MATERIAL TO PROCESS:
>> Begin

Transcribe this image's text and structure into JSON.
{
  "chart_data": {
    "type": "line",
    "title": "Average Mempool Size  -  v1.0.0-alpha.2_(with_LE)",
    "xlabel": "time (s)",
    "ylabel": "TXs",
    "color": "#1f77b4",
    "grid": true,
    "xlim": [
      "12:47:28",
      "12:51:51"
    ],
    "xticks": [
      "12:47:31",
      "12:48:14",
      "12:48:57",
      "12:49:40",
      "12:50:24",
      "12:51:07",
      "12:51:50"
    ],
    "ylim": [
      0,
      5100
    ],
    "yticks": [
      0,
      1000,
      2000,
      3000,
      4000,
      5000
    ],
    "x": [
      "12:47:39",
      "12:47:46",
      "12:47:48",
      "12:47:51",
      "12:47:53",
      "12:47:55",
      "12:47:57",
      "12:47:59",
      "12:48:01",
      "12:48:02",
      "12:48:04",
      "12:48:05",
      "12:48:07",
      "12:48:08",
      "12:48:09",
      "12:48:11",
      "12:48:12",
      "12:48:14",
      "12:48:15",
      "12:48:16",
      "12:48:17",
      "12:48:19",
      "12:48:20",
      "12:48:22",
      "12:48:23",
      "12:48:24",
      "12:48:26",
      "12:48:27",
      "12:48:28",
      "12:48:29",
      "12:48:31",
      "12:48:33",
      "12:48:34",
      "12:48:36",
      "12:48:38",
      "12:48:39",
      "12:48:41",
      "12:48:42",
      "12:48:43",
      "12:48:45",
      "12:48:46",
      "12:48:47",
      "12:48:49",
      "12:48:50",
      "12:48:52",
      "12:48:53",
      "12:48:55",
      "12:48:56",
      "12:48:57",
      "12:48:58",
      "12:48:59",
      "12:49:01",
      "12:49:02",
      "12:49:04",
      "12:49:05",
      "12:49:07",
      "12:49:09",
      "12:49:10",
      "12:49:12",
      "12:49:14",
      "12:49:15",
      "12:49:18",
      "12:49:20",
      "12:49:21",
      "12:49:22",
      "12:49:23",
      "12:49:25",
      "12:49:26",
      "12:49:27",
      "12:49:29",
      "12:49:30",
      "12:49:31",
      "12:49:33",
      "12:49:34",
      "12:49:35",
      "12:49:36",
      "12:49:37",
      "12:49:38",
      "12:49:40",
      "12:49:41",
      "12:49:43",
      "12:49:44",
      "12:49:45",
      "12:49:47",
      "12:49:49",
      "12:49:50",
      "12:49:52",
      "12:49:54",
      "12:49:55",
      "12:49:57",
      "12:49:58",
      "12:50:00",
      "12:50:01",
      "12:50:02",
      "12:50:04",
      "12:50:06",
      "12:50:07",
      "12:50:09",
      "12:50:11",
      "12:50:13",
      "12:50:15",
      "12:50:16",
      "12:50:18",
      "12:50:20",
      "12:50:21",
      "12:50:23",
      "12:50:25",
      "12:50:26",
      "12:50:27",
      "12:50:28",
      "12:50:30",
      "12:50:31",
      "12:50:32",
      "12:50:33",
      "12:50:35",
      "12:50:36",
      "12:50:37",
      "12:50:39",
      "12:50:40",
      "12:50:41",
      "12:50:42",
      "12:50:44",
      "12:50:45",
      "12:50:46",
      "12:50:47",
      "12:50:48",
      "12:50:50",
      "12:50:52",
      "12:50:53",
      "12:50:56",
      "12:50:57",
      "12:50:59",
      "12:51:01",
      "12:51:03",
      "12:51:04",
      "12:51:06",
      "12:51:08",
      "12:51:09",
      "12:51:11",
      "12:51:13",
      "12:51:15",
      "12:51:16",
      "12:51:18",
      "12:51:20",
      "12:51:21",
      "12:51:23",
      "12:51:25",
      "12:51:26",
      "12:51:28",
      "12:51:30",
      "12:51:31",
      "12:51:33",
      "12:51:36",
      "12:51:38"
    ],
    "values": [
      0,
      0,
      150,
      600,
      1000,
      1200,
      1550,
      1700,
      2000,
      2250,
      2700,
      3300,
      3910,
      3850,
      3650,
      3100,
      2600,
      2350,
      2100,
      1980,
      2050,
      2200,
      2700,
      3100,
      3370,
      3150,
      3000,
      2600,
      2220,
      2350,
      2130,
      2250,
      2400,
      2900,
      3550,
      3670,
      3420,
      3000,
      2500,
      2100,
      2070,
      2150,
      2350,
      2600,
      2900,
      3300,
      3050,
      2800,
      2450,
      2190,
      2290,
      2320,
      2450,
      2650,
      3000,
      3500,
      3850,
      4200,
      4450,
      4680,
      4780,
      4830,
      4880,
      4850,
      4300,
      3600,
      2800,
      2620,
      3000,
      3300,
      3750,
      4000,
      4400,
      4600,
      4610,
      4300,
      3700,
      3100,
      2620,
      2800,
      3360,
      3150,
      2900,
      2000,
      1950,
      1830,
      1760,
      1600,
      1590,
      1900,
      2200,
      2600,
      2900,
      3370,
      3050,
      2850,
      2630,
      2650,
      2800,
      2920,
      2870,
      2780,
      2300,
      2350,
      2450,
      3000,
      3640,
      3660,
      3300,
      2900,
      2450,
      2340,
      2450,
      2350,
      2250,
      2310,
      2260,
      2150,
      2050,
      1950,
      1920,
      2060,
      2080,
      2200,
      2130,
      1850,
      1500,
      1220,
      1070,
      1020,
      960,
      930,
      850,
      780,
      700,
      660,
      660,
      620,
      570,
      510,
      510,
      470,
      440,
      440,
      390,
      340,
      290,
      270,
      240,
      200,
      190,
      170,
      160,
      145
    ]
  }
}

>> End

PROBLEM TO SOLVE: From the records above, extract every line exactly as it stands.

SOLUTION TO THIS TASK:
Transcribe this image's text and structure into JSON.
{
  "chart_data": {
    "type": "line",
    "title": "Average Mempool Size  -  v1.0.0-alpha.2_(with_LE)",
    "xlabel": "time (s)",
    "ylabel": "TXs",
    "color": "#1f77b4",
    "grid": true,
    "xlim": [
      "12:47:28",
      "12:51:51"
    ],
    "xticks": [
      "12:47:31",
      "12:48:14",
      "12:48:57",
      "12:49:40",
      "12:50:24",
      "12:51:07",
      "12:51:50"
    ],
    "ylim": [
      0,
      5100
    ],
    "yticks": [
      0,
      1000,
      2000,
      3000,
      4000,
      5000
    ],
    "x": [
      "12:47:39",
      "12:47:46",
      "12:47:48",
      "12:47:51",
      "12:47:53",
      "12:47:55",
      "12:47:57",
      "12:47:59",
      "12:48:01",
      "12:48:02",
      "12:48:04",
      "12:48:05",
      "12:48:07",
      "12:48:08",
      "12:48:09",
      "12:48:11",
      "12:48:12",
      "12:48:14",
      "12:48:15",
      "12:48:16",
      "12:48:17",
      "12:48:19",
      "12:48:20",
      "12:48:22",
      "12:48:23",
      "12:48:24",
      "12:48:26",
      "12:48:27",
      "12:48:28",
      "12:48:29",
      "12:48:31",
      "12:48:33",
      "12:48:34",
      "12:48:36",
      "12:48:38",
      "12:48:39",
      "12:48:41",
      "12:48:42",
      "12:48:43",
      "12:48:45",
      "12:48:46",
      "12:48:47",
      "12:48:49",
      "12:48:50",
      "12:48:52",
      "12:48:53",
      "12:48:55",
      "12:48:56",
      "12:48:57",
      "12:48:58",
      "12:48:59",
      "12:49:01",
      "12:49:02",
      "12:49:04",
      "12:49:05",
      "12:49:07",
      "12:49:09",
      "12:49:10",
      "12:49:12",
      "12:49:14",
      "12:49:15",
      "12:49:18",
      "12:49:20",
      "12:49:21",
      "12:49:22",
      "12:49:23",
      "12:49:25",
      "12:49:26",
      "12:49:27",
      "12:49:29",
      "12:49:30",
      "12:49:31",
      "12:49:33",
      "12:49:34",
      "12:49:35",
      "12:49:36",
      "12:49:37",
      "12:49:38",
      "12:49:40",
      "12:49:41",
      "12:49:43",
      "12:49:44",
      "12:49:45",
      "12:49:47",
      "12:49:49",
      "12:49:50",
      "12:49:52",
      "12:49:54",
      "12:49:55",
      "12:49:57",
      "12:49:58",
      "12:50:00",
      "12:50:01",
      "12:50:02",
      "12:50:04",
      "12:50:06",
      "12:50:07",
      "12:50:09",
      "12:50:11",
      "12:50:13",
      "12:50:15",
      "12:50:16",
      "12:50:18",
      "12:50:20",
      "12:50:21",
      "12:50:23",
      "12:50:25",
      "12:50:26",
      "12:50:27",
      "12:50:28",
      "12:50:30",
      "12:50:31",
      "12:50:32",
      "12:50:33",
      "12:50:35",
      "12:50:36",
      "12:50:37",
      "12:50:39",
      "12:50:40",
      "12:50:41",
      "12:50:42",
      "12:50:44",
      "12:50:45",
      "12:50:46",
      "12:50:47",
      "12:50:48",
      "12:50:50",
      "12:50:52",
      "12:50:53",
      "12:50:56",
      "12:50:57",
      "12:50:59",
      "12:51:01",
      "12:51:03",
      "12:51:04",
      "12:51:06",
      "12:51:08",
      "12:51:09",
      "12:51:11",
      "12:51:13",
      "12:51:15",
      "12:51:16",
      "12:51:18",
      "12:51:20",
      "12:51:21",
      "12:51:23",
      "12:51:25",
      "12:51:26",
      "12:51:28",
      "12:51:30",
      "12:51:31",
      "12:51:33",
      "12:51:36",
      "12:51:38"
    ],
    "values": [
      0,
      0,
      150,
      600,
      1000,
      1200,
      1550,
      1700,
      2000,
      2250,
      2700,
      3300,
      3910,
      3850,
      3650,
      3100,
      2600,
      2350,
      2100,
      1980,
      2050,
      2200,
      2700,
      3100,
      3370,
      3150,
      3000,
      2600,
      2220,
      2350,
      2130,
      2250,
      2400,
      2900,
      3550,
      3670,
      3420,
      3000,
      2500,
      2100,
      2070,
      2150,
      2350,
      2600,
      2900,
      3300,
      3050,
      2800,
      2450,
      2190,
      2290,
      2320,
      2450,
      2650,
      3000,
      3500,
      3850,
      4200,
      4450,
      4680,
      4780,
      4830,
      4880,
      4850,
      4300,
      3600,
      2800,
      2620,
      3000,
      3300,
      3750,
      4000,
      4400,
      4600,
      4610,
      4300,
      3700,
      3100,
      2620,
      2800,
      3360,
      3150,
      2900,
      2000,
      1950,
      1830,
      1760,
      1600,
      1590,
      1900,
      2200,
      2600,
      2900,
      3370,
      3050,
      2850,
      2630,
      2650,
      2800,
      2920,
      2870,
      2780,
      2300,
      2350,
      2450,
      3000,
      3640,
      3660,
      3300,
      2900,
      2450,
      2340,
      2450,
      2350,
      2250,
      2310,
      2260,
      2150,
      2050,
      1950,
      1920,
      2060,
      2080,
      2200,
      2130,
      1850,
      1500,
      1220,
      1070,
      1020,
      960,
      930,
      850,
      780,
      700,
      660,
      660,
      620,
      570,
      510,
      510,
      470,
      440,
      440,
      390,
      340,
      290,
      270,
      240,
      200,
      190,
      170,
      160,
      145
    ]
  }
}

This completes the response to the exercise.